* begin *
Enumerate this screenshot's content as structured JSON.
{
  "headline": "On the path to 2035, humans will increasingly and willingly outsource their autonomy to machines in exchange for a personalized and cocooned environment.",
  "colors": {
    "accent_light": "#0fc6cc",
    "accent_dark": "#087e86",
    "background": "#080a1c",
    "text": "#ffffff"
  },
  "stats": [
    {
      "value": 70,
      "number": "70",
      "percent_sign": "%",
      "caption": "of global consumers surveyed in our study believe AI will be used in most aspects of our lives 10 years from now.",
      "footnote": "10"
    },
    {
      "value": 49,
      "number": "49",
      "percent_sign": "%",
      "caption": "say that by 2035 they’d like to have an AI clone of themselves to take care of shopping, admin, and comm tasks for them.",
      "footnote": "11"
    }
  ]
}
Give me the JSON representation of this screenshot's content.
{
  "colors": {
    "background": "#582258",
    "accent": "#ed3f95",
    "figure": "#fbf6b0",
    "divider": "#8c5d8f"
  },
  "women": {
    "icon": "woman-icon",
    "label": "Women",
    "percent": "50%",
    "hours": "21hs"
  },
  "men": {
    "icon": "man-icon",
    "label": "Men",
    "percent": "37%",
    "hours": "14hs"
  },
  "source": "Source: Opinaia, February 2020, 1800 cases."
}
* end *
Retype, exactly and only, the lines running from the one with "Give me the" through the final line of the listing above.

Give me the JSON representation of this screenshot's content.
{
  "colors": {
    "background": "#582258",
    "accent": "#ed3f95",
    "figure": "#fbf6b0",
    "divider": "#8c5d8f"
  },
  "women": {
    "icon": "woman-icon",
    "label": "Women",
    "percent": "50%",
    "hours": "21hs"
  },
  "men": {
    "icon": "man-icon",
    "label": "Men",
    "percent": "37%",
    "hours": "14hs"
  },
  "source": "Source: Opinaia, February 2020, 1800 cases."
}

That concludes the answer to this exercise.